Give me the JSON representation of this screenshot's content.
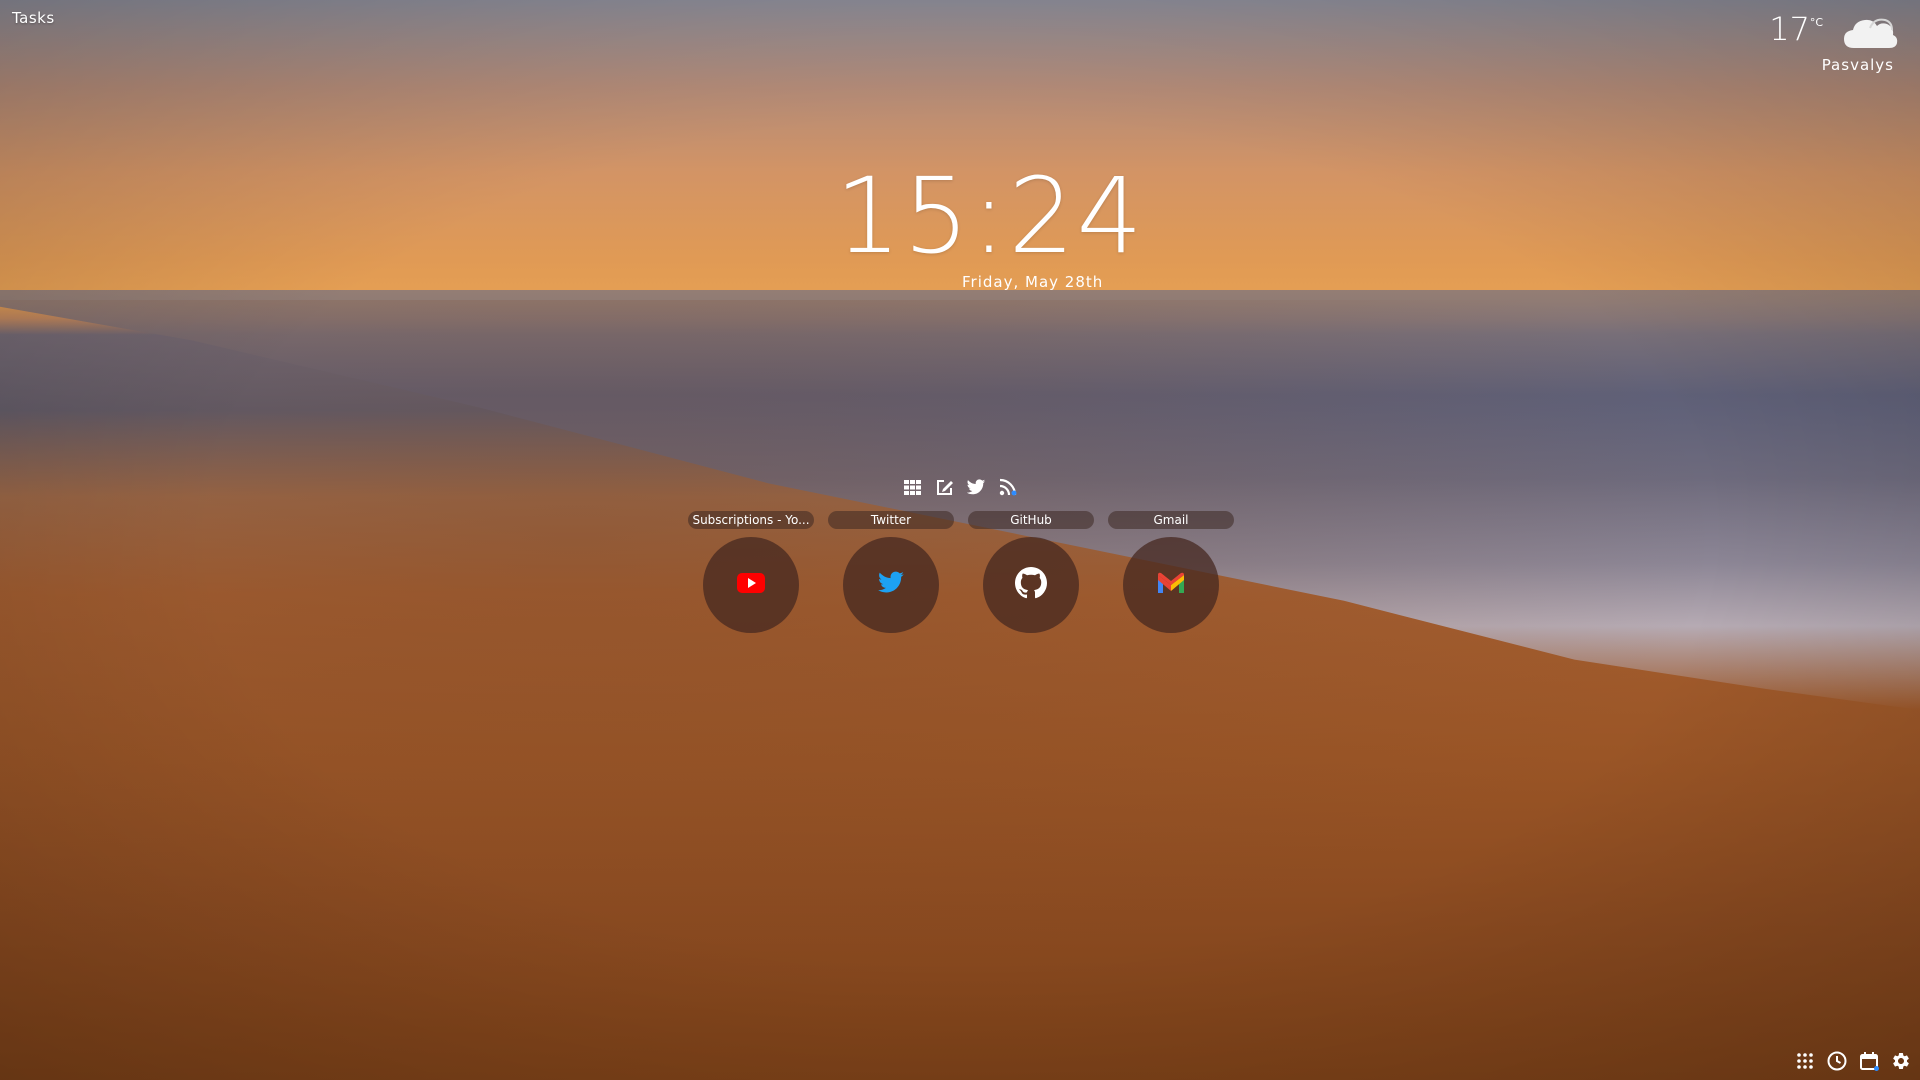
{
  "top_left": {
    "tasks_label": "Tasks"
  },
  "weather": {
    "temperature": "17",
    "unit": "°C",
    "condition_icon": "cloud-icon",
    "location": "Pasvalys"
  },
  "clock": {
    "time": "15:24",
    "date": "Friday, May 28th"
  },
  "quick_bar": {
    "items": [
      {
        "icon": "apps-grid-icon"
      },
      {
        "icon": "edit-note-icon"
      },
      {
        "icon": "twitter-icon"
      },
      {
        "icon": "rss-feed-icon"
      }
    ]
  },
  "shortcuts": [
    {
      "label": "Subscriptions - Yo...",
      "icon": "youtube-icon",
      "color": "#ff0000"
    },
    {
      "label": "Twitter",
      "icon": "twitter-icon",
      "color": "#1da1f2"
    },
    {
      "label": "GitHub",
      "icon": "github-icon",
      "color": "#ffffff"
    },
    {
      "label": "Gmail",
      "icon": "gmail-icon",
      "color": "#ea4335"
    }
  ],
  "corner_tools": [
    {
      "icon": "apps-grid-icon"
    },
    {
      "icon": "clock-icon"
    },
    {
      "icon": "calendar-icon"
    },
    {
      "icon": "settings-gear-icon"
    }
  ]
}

═══

**Work to complete**
Repeat the material above in full and unchanged, minus its images.

**Reply**
Give me the JSON representation of this screenshot's content.
{
  "top_left": {
    "tasks_label": "Tasks"
  },
  "weather": {
    "temperature": "17",
    "unit": "°C",
    "condition_icon": "cloud-icon",
    "location": "Pasvalys"
  },
  "clock": {
    "time": "15:24",
    "date": "Friday, May 28th"
  },
  "quick_bar": {
    "items": [
      {
        "icon": "apps-grid-icon"
      },
      {
        "icon": "edit-note-icon"
      },
      {
        "icon": "twitter-icon"
      },
      {
        "icon": "rss-feed-icon"
      }
    ]
  },
  "shortcuts": [
    {
      "label": "Subscriptions - Yo...",
      "icon": "youtube-icon",
      "color": "#ff0000"
    },
    {
      "label": "Twitter",
      "icon": "twitter-icon",
      "color": "#1da1f2"
    },
    {
      "label": "GitHub",
      "icon": "github-icon",
      "color": "#ffffff"
    },
    {
      "label": "Gmail",
      "icon": "gmail-icon",
      "color": "#ea4335"
    }
  ],
  "corner_tools": [
    {
      "icon": "apps-grid-icon"
    },
    {
      "icon": "clock-icon"
    },
    {
      "icon": "calendar-icon"
    },
    {
      "icon": "settings-gear-icon"
    }
  ]
}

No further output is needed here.